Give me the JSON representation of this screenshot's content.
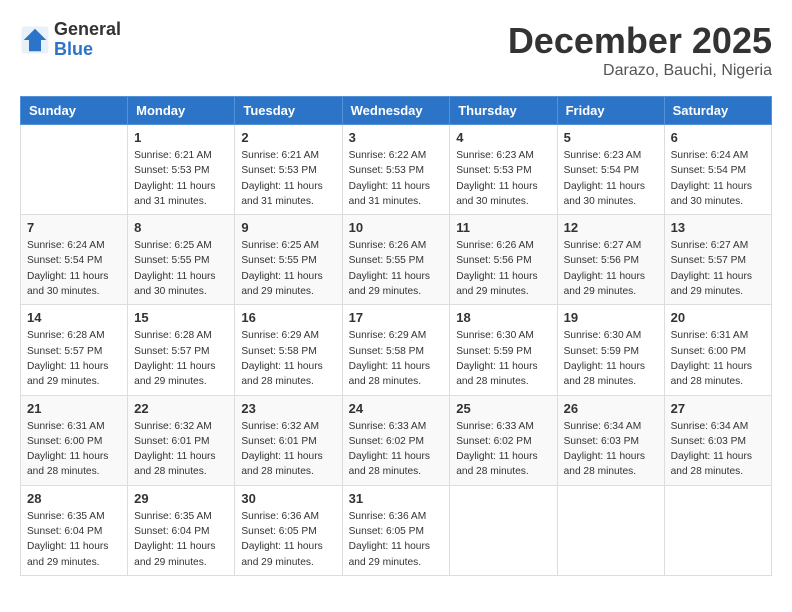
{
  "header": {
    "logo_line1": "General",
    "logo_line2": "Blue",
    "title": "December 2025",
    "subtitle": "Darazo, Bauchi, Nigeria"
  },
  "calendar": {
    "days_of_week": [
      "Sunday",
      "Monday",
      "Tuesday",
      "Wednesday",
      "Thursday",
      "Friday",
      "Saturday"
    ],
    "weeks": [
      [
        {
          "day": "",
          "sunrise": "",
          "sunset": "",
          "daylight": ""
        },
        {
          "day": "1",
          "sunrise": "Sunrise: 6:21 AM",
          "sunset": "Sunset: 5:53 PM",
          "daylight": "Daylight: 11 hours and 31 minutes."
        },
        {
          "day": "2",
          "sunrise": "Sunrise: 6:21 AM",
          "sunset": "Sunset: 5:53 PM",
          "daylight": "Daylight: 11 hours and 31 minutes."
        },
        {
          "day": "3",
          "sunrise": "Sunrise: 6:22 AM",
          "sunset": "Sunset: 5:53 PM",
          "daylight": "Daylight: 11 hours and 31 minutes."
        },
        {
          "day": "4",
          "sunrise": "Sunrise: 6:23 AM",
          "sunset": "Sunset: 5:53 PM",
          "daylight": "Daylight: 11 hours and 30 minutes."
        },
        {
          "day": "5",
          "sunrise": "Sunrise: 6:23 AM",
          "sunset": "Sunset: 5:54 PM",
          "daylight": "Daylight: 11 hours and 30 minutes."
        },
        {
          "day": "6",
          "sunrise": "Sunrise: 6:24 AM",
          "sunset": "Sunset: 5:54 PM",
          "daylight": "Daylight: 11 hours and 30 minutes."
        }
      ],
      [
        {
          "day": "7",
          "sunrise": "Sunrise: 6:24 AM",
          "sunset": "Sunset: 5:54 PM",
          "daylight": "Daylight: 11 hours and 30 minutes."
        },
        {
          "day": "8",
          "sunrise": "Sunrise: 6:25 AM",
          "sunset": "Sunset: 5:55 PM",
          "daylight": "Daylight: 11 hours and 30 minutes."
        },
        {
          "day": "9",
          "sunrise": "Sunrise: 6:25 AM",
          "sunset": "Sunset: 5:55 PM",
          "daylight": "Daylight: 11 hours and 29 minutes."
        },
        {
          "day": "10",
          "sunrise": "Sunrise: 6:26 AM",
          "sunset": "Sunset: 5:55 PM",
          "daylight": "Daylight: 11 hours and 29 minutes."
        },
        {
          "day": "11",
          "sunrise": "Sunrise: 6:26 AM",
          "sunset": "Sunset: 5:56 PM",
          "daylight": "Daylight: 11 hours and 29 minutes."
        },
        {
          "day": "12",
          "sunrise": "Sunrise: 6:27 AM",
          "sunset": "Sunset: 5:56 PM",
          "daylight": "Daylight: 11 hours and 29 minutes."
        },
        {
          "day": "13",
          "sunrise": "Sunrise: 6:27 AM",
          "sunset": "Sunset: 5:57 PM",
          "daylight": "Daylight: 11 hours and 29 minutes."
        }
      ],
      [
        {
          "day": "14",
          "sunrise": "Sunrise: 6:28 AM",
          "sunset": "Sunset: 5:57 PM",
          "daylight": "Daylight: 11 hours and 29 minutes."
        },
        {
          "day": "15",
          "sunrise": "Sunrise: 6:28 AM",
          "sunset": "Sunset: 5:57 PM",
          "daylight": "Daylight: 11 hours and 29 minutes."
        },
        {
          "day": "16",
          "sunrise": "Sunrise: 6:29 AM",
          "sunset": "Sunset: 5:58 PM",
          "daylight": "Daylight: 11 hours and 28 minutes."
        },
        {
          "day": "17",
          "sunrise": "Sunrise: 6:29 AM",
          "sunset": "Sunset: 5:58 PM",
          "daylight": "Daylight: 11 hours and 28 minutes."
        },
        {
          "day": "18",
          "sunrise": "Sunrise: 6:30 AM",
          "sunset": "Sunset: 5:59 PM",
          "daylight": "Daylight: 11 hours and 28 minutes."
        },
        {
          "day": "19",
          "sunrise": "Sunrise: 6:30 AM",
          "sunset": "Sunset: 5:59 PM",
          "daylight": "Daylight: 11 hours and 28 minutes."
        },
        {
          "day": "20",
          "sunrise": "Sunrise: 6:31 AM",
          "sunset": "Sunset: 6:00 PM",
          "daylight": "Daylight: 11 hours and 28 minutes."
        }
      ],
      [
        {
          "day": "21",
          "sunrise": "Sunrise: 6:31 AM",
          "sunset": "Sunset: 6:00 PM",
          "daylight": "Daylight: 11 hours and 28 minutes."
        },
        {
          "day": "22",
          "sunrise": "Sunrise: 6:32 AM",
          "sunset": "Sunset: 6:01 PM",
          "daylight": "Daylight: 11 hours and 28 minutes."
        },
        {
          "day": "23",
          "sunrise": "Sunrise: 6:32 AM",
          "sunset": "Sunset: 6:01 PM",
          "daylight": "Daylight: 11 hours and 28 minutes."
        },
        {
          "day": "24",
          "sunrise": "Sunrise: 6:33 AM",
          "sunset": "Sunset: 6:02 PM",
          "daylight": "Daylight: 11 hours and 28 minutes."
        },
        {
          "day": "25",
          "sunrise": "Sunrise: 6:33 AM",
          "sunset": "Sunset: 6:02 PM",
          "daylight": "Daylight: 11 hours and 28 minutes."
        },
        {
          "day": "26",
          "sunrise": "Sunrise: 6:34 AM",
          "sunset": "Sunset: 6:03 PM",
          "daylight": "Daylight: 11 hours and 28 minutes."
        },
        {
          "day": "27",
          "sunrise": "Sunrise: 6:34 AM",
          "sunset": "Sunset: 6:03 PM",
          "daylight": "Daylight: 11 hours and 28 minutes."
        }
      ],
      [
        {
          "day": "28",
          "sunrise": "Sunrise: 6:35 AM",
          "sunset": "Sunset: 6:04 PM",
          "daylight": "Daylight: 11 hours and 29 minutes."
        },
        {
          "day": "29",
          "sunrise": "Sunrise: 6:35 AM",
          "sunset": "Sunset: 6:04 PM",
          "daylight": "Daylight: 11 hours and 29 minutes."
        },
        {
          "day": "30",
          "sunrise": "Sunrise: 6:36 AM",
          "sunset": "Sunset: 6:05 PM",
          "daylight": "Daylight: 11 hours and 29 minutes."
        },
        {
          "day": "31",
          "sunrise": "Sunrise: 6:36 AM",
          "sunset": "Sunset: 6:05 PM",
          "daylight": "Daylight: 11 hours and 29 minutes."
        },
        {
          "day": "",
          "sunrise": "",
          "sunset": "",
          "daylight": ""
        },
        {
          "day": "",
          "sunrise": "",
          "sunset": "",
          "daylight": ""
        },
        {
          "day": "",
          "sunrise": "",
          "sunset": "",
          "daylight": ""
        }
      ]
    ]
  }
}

=====

SET EXERCISE: Reproduce every entry exactly, but omit each picture.

RESPONSE FOR THIS EXERCISE:
Give me the JSON representation of this screenshot's content.
{
  "header": {
    "logo_line1": "General",
    "logo_line2": "Blue",
    "title": "December 2025",
    "subtitle": "Darazo, Bauchi, Nigeria"
  },
  "calendar": {
    "days_of_week": [
      "Sunday",
      "Monday",
      "Tuesday",
      "Wednesday",
      "Thursday",
      "Friday",
      "Saturday"
    ],
    "weeks": [
      [
        {
          "day": "",
          "sunrise": "",
          "sunset": "",
          "daylight": ""
        },
        {
          "day": "1",
          "sunrise": "Sunrise: 6:21 AM",
          "sunset": "Sunset: 5:53 PM",
          "daylight": "Daylight: 11 hours and 31 minutes."
        },
        {
          "day": "2",
          "sunrise": "Sunrise: 6:21 AM",
          "sunset": "Sunset: 5:53 PM",
          "daylight": "Daylight: 11 hours and 31 minutes."
        },
        {
          "day": "3",
          "sunrise": "Sunrise: 6:22 AM",
          "sunset": "Sunset: 5:53 PM",
          "daylight": "Daylight: 11 hours and 31 minutes."
        },
        {
          "day": "4",
          "sunrise": "Sunrise: 6:23 AM",
          "sunset": "Sunset: 5:53 PM",
          "daylight": "Daylight: 11 hours and 30 minutes."
        },
        {
          "day": "5",
          "sunrise": "Sunrise: 6:23 AM",
          "sunset": "Sunset: 5:54 PM",
          "daylight": "Daylight: 11 hours and 30 minutes."
        },
        {
          "day": "6",
          "sunrise": "Sunrise: 6:24 AM",
          "sunset": "Sunset: 5:54 PM",
          "daylight": "Daylight: 11 hours and 30 minutes."
        }
      ],
      [
        {
          "day": "7",
          "sunrise": "Sunrise: 6:24 AM",
          "sunset": "Sunset: 5:54 PM",
          "daylight": "Daylight: 11 hours and 30 minutes."
        },
        {
          "day": "8",
          "sunrise": "Sunrise: 6:25 AM",
          "sunset": "Sunset: 5:55 PM",
          "daylight": "Daylight: 11 hours and 30 minutes."
        },
        {
          "day": "9",
          "sunrise": "Sunrise: 6:25 AM",
          "sunset": "Sunset: 5:55 PM",
          "daylight": "Daylight: 11 hours and 29 minutes."
        },
        {
          "day": "10",
          "sunrise": "Sunrise: 6:26 AM",
          "sunset": "Sunset: 5:55 PM",
          "daylight": "Daylight: 11 hours and 29 minutes."
        },
        {
          "day": "11",
          "sunrise": "Sunrise: 6:26 AM",
          "sunset": "Sunset: 5:56 PM",
          "daylight": "Daylight: 11 hours and 29 minutes."
        },
        {
          "day": "12",
          "sunrise": "Sunrise: 6:27 AM",
          "sunset": "Sunset: 5:56 PM",
          "daylight": "Daylight: 11 hours and 29 minutes."
        },
        {
          "day": "13",
          "sunrise": "Sunrise: 6:27 AM",
          "sunset": "Sunset: 5:57 PM",
          "daylight": "Daylight: 11 hours and 29 minutes."
        }
      ],
      [
        {
          "day": "14",
          "sunrise": "Sunrise: 6:28 AM",
          "sunset": "Sunset: 5:57 PM",
          "daylight": "Daylight: 11 hours and 29 minutes."
        },
        {
          "day": "15",
          "sunrise": "Sunrise: 6:28 AM",
          "sunset": "Sunset: 5:57 PM",
          "daylight": "Daylight: 11 hours and 29 minutes."
        },
        {
          "day": "16",
          "sunrise": "Sunrise: 6:29 AM",
          "sunset": "Sunset: 5:58 PM",
          "daylight": "Daylight: 11 hours and 28 minutes."
        },
        {
          "day": "17",
          "sunrise": "Sunrise: 6:29 AM",
          "sunset": "Sunset: 5:58 PM",
          "daylight": "Daylight: 11 hours and 28 minutes."
        },
        {
          "day": "18",
          "sunrise": "Sunrise: 6:30 AM",
          "sunset": "Sunset: 5:59 PM",
          "daylight": "Daylight: 11 hours and 28 minutes."
        },
        {
          "day": "19",
          "sunrise": "Sunrise: 6:30 AM",
          "sunset": "Sunset: 5:59 PM",
          "daylight": "Daylight: 11 hours and 28 minutes."
        },
        {
          "day": "20",
          "sunrise": "Sunrise: 6:31 AM",
          "sunset": "Sunset: 6:00 PM",
          "daylight": "Daylight: 11 hours and 28 minutes."
        }
      ],
      [
        {
          "day": "21",
          "sunrise": "Sunrise: 6:31 AM",
          "sunset": "Sunset: 6:00 PM",
          "daylight": "Daylight: 11 hours and 28 minutes."
        },
        {
          "day": "22",
          "sunrise": "Sunrise: 6:32 AM",
          "sunset": "Sunset: 6:01 PM",
          "daylight": "Daylight: 11 hours and 28 minutes."
        },
        {
          "day": "23",
          "sunrise": "Sunrise: 6:32 AM",
          "sunset": "Sunset: 6:01 PM",
          "daylight": "Daylight: 11 hours and 28 minutes."
        },
        {
          "day": "24",
          "sunrise": "Sunrise: 6:33 AM",
          "sunset": "Sunset: 6:02 PM",
          "daylight": "Daylight: 11 hours and 28 minutes."
        },
        {
          "day": "25",
          "sunrise": "Sunrise: 6:33 AM",
          "sunset": "Sunset: 6:02 PM",
          "daylight": "Daylight: 11 hours and 28 minutes."
        },
        {
          "day": "26",
          "sunrise": "Sunrise: 6:34 AM",
          "sunset": "Sunset: 6:03 PM",
          "daylight": "Daylight: 11 hours and 28 minutes."
        },
        {
          "day": "27",
          "sunrise": "Sunrise: 6:34 AM",
          "sunset": "Sunset: 6:03 PM",
          "daylight": "Daylight: 11 hours and 28 minutes."
        }
      ],
      [
        {
          "day": "28",
          "sunrise": "Sunrise: 6:35 AM",
          "sunset": "Sunset: 6:04 PM",
          "daylight": "Daylight: 11 hours and 29 minutes."
        },
        {
          "day": "29",
          "sunrise": "Sunrise: 6:35 AM",
          "sunset": "Sunset: 6:04 PM",
          "daylight": "Daylight: 11 hours and 29 minutes."
        },
        {
          "day": "30",
          "sunrise": "Sunrise: 6:36 AM",
          "sunset": "Sunset: 6:05 PM",
          "daylight": "Daylight: 11 hours and 29 minutes."
        },
        {
          "day": "31",
          "sunrise": "Sunrise: 6:36 AM",
          "sunset": "Sunset: 6:05 PM",
          "daylight": "Daylight: 11 hours and 29 minutes."
        },
        {
          "day": "",
          "sunrise": "",
          "sunset": "",
          "daylight": ""
        },
        {
          "day": "",
          "sunrise": "",
          "sunset": "",
          "daylight": ""
        },
        {
          "day": "",
          "sunrise": "",
          "sunset": "",
          "daylight": ""
        }
      ]
    ]
  }
}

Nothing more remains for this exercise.